### Task prompt:
Each line of the material must be returned exactly.

——————

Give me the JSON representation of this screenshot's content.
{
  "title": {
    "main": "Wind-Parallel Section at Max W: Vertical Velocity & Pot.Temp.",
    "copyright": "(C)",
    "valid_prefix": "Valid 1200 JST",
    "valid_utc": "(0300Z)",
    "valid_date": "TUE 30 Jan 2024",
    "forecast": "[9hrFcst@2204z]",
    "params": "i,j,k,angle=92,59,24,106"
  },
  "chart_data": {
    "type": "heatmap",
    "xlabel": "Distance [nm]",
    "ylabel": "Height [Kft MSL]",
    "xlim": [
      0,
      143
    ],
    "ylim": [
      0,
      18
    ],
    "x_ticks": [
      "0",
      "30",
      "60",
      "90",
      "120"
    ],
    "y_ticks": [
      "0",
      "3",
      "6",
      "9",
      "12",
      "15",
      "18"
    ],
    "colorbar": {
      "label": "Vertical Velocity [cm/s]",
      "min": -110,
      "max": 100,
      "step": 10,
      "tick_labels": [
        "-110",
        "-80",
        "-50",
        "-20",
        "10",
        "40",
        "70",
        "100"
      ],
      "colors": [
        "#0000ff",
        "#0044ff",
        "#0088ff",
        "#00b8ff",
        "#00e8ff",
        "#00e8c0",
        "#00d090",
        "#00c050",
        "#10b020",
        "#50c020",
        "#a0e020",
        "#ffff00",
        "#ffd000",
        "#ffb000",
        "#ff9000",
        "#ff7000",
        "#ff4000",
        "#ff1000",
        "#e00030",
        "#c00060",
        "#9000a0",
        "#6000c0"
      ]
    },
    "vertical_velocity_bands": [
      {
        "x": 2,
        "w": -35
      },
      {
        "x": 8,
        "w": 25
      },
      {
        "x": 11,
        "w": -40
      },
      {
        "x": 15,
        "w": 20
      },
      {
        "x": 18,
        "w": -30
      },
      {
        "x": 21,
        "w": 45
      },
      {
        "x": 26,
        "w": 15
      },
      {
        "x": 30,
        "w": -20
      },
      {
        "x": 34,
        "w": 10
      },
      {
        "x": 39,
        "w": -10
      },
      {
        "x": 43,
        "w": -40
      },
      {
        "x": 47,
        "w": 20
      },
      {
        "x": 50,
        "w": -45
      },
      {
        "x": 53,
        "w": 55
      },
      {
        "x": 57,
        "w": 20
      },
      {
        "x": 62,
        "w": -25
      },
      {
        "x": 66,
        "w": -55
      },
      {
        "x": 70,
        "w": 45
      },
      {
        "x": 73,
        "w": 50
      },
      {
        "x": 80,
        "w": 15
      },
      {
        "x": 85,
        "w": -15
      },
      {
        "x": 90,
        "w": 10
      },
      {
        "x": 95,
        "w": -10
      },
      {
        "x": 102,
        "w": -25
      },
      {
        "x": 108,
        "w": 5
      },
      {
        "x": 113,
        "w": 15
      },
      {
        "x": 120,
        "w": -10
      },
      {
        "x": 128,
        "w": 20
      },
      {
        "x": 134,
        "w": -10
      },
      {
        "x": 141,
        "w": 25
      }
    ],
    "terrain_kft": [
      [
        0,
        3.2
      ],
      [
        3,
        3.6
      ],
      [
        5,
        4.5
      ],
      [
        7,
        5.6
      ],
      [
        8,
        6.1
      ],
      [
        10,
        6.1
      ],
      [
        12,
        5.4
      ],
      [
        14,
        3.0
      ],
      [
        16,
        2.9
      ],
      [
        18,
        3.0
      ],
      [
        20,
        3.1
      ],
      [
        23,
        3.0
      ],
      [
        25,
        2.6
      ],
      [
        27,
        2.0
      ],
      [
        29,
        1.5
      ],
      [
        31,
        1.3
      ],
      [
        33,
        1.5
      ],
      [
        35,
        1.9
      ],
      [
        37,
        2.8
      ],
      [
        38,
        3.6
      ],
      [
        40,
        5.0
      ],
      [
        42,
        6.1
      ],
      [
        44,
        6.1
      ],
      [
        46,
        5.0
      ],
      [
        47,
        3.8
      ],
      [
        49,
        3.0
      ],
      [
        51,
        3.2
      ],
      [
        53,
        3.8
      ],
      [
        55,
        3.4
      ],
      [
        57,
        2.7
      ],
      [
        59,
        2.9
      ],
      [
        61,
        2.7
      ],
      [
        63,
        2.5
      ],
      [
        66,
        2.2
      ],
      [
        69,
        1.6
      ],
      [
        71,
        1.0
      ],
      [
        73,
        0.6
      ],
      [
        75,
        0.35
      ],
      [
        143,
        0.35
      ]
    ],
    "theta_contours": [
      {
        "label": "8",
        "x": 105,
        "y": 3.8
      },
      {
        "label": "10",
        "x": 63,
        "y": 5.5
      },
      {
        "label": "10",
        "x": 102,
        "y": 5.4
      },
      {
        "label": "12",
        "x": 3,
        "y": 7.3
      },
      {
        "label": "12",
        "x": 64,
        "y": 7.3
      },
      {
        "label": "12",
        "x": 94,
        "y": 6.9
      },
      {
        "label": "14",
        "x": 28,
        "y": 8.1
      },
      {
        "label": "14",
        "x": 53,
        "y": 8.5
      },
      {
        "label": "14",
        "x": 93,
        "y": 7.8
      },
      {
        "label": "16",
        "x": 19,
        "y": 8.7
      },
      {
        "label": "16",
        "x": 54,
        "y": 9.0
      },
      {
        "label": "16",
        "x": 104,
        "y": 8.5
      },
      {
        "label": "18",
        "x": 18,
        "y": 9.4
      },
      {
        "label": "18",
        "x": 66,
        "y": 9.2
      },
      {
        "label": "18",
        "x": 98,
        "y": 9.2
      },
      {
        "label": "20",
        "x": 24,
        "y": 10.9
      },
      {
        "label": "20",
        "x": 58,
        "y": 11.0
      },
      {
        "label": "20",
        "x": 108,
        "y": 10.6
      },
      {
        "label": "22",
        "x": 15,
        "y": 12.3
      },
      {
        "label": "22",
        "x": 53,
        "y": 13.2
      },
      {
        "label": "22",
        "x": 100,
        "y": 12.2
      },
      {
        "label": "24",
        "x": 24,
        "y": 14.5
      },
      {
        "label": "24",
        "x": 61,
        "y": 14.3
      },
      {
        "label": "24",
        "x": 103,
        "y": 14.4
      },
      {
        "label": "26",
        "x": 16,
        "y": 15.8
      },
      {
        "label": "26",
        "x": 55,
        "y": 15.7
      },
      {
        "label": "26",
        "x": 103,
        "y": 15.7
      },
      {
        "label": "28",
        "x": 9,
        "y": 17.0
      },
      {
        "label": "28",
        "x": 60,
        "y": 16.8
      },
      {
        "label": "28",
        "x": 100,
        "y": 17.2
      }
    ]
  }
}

——————

### Task response:
Give me the JSON representation of this screenshot's content.
{
  "title": {
    "main": "Wind-Parallel Section at Max W: Vertical Velocity & Pot.Temp.",
    "copyright": "(C)",
    "valid_prefix": "Valid 1200 JST",
    "valid_utc": "(0300Z)",
    "valid_date": "TUE 30 Jan 2024",
    "forecast": "[9hrFcst@2204z]",
    "params": "i,j,k,angle=92,59,24,106"
  },
  "chart_data": {
    "type": "heatmap",
    "xlabel": "Distance [nm]",
    "ylabel": "Height [Kft MSL]",
    "xlim": [
      0,
      143
    ],
    "ylim": [
      0,
      18
    ],
    "x_ticks": [
      "0",
      "30",
      "60",
      "90",
      "120"
    ],
    "y_ticks": [
      "0",
      "3",
      "6",
      "9",
      "12",
      "15",
      "18"
    ],
    "colorbar": {
      "label": "Vertical Velocity [cm/s]",
      "min": -110,
      "max": 100,
      "step": 10,
      "tick_labels": [
        "-110",
        "-80",
        "-50",
        "-20",
        "10",
        "40",
        "70",
        "100"
      ],
      "colors": [
        "#0000ff",
        "#0044ff",
        "#0088ff",
        "#00b8ff",
        "#00e8ff",
        "#00e8c0",
        "#00d090",
        "#00c050",
        "#10b020",
        "#50c020",
        "#a0e020",
        "#ffff00",
        "#ffd000",
        "#ffb000",
        "#ff9000",
        "#ff7000",
        "#ff4000",
        "#ff1000",
        "#e00030",
        "#c00060",
        "#9000a0",
        "#6000c0"
      ]
    },
    "vertical_velocity_bands": [
      {
        "x": 2,
        "w": -35
      },
      {
        "x": 8,
        "w": 25
      },
      {
        "x": 11,
        "w": -40
      },
      {
        "x": 15,
        "w": 20
      },
      {
        "x": 18,
        "w": -30
      },
      {
        "x": 21,
        "w": 45
      },
      {
        "x": 26,
        "w": 15
      },
      {
        "x": 30,
        "w": -20
      },
      {
        "x": 34,
        "w": 10
      },
      {
        "x": 39,
        "w": -10
      },
      {
        "x": 43,
        "w": -40
      },
      {
        "x": 47,
        "w": 20
      },
      {
        "x": 50,
        "w": -45
      },
      {
        "x": 53,
        "w": 55
      },
      {
        "x": 57,
        "w": 20
      },
      {
        "x": 62,
        "w": -25
      },
      {
        "x": 66,
        "w": -55
      },
      {
        "x": 70,
        "w": 45
      },
      {
        "x": 73,
        "w": 50
      },
      {
        "x": 80,
        "w": 15
      },
      {
        "x": 85,
        "w": -15
      },
      {
        "x": 90,
        "w": 10
      },
      {
        "x": 95,
        "w": -10
      },
      {
        "x": 102,
        "w": -25
      },
      {
        "x": 108,
        "w": 5
      },
      {
        "x": 113,
        "w": 15
      },
      {
        "x": 120,
        "w": -10
      },
      {
        "x": 128,
        "w": 20
      },
      {
        "x": 134,
        "w": -10
      },
      {
        "x": 141,
        "w": 25
      }
    ],
    "terrain_kft": [
      [
        0,
        3.2
      ],
      [
        3,
        3.6
      ],
      [
        5,
        4.5
      ],
      [
        7,
        5.6
      ],
      [
        8,
        6.1
      ],
      [
        10,
        6.1
      ],
      [
        12,
        5.4
      ],
      [
        14,
        3.0
      ],
      [
        16,
        2.9
      ],
      [
        18,
        3.0
      ],
      [
        20,
        3.1
      ],
      [
        23,
        3.0
      ],
      [
        25,
        2.6
      ],
      [
        27,
        2.0
      ],
      [
        29,
        1.5
      ],
      [
        31,
        1.3
      ],
      [
        33,
        1.5
      ],
      [
        35,
        1.9
      ],
      [
        37,
        2.8
      ],
      [
        38,
        3.6
      ],
      [
        40,
        5.0
      ],
      [
        42,
        6.1
      ],
      [
        44,
        6.1
      ],
      [
        46,
        5.0
      ],
      [
        47,
        3.8
      ],
      [
        49,
        3.0
      ],
      [
        51,
        3.2
      ],
      [
        53,
        3.8
      ],
      [
        55,
        3.4
      ],
      [
        57,
        2.7
      ],
      [
        59,
        2.9
      ],
      [
        61,
        2.7
      ],
      [
        63,
        2.5
      ],
      [
        66,
        2.2
      ],
      [
        69,
        1.6
      ],
      [
        71,
        1.0
      ],
      [
        73,
        0.6
      ],
      [
        75,
        0.35
      ],
      [
        143,
        0.35
      ]
    ],
    "theta_contours": [
      {
        "label": "8",
        "x": 105,
        "y": 3.8
      },
      {
        "label": "10",
        "x": 63,
        "y": 5.5
      },
      {
        "label": "10",
        "x": 102,
        "y": 5.4
      },
      {
        "label": "12",
        "x": 3,
        "y": 7.3
      },
      {
        "label": "12",
        "x": 64,
        "y": 7.3
      },
      {
        "label": "12",
        "x": 94,
        "y": 6.9
      },
      {
        "label": "14",
        "x": 28,
        "y": 8.1
      },
      {
        "label": "14",
        "x": 53,
        "y": 8.5
      },
      {
        "label": "14",
        "x": 93,
        "y": 7.8
      },
      {
        "label": "16",
        "x": 19,
        "y": 8.7
      },
      {
        "label": "16",
        "x": 54,
        "y": 9.0
      },
      {
        "label": "16",
        "x": 104,
        "y": 8.5
      },
      {
        "label": "18",
        "x": 18,
        "y": 9.4
      },
      {
        "label": "18",
        "x": 66,
        "y": 9.2
      },
      {
        "label": "18",
        "x": 98,
        "y": 9.2
      },
      {
        "label": "20",
        "x": 24,
        "y": 10.9
      },
      {
        "label": "20",
        "x": 58,
        "y": 11.0
      },
      {
        "label": "20",
        "x": 108,
        "y": 10.6
      },
      {
        "label": "22",
        "x": 15,
        "y": 12.3
      },
      {
        "label": "22",
        "x": 53,
        "y": 13.2
      },
      {
        "label": "22",
        "x": 100,
        "y": 12.2
      },
      {
        "label": "24",
        "x": 24,
        "y": 14.5
      },
      {
        "label": "24",
        "x": 61,
        "y": 14.3
      },
      {
        "label": "24",
        "x": 103,
        "y": 14.4
      },
      {
        "label": "26",
        "x": 16,
        "y": 15.8
      },
      {
        "label": "26",
        "x": 55,
        "y": 15.7
      },
      {
        "label": "26",
        "x": 103,
        "y": 15.7
      },
      {
        "label": "28",
        "x": 9,
        "y": 17.0
      },
      {
        "label": "28",
        "x": 60,
        "y": 16.8
      },
      {
        "label": "28",
        "x": 100,
        "y": 17.2
      }
    ]
  }
}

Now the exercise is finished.